Source passage:
Definitions, useful reminders, updates and new features for all our clients, from the uninitiated to the experts.
1. Beneficial owner
The beneficial owner is defined as the natural person(s) who owns or controls, directly or indirectly, the reporting company. In no case, it can be a legal entity.
The beneficial owner is :
- either, the individual or individuals who hold, directly or indirectly, more than 25% of the capital or voting rights of the reporting company;
- or, the natural person(s) who exercise(s), by other means, a power of control over the management, administrative or executive bodies of the reporting company or over the general meeting of its partners or shareholders;
- or, only in the absence of identification of a beneficial owner according to the two previous criteria, the individual(s) who directly or indirectly (through one or more legal entities) holds the position of legal representative of the reporting company.
Read on SKAN1 Outlook > Verifying the beneficial owner: a crucial challenge
Source : Infogreffe
The definition of compliance in legal terms can be defined as follows:
“a set of actions aimed at making the measures as well as the behaviors of managers and staff within public or private organizations (non-profit associations, companies, trade unions, etc.) as well as vis-à-vis third parties conform to the external and/or internal norm applicable to the place where they operate.”
By norm, we refer to the relevant elements of law (legal norms, directives, laws, and regulations) without forgetting the internal norms of the organization of soft law that can be assimilated to unilateral commitments.

(Records contained in a dataset)

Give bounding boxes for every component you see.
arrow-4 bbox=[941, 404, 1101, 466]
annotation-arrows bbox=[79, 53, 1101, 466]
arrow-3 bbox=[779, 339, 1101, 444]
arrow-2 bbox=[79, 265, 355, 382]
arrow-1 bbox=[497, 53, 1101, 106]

Aim of the task:
Write out the passage defining the beneficial owner and compliance in full, word for word.

Result for this task:
Definitions, useful reminders, updates and new features for all our clients, from the uninitiated to the experts.
1. Beneficial owner
The beneficial owner is defined as the natural person(s) who owns or controls, directly or indirectly, the reporting company. In no case, it can be a legal entity.
The beneficial owner is :
- either, the individual or individuals who hold, directly or indirectly, more than 25% of the capital or voting rights of the reporting company;
- or, the natural person(s) who exercise(s), by other means, a power of control over the management, administrative or executive bodies of the reporting company or over the general meeting of its partners or shareholders;
- or, only in the absence of identification of a beneficial owner according to the two previous criteria, the individual(s) who directly or indirectly (through one or more legal entities) holds the position of legal representative of the reporting company.
Read on SKAN1 Outlook > Verifying the beneficial owner: a crucial challenge
Source : Infogreffe
The definition of compliance in legal terms can be defined as follows:
“a set of actions aimed at making the measures as well as the behaviors of managers and staff within public or private organizations (non-profit associations, companies, trade unions, etc.) as well as vis-à-vis third parties conform to the external and/or internal norm applicable to the place where they operate.”
By norm, we refer to the relevant elements of law (legal norms, directives, laws, and regulations) without forgetting the internal norms of the organization of soft law that can be assimilated to unilateral commitments.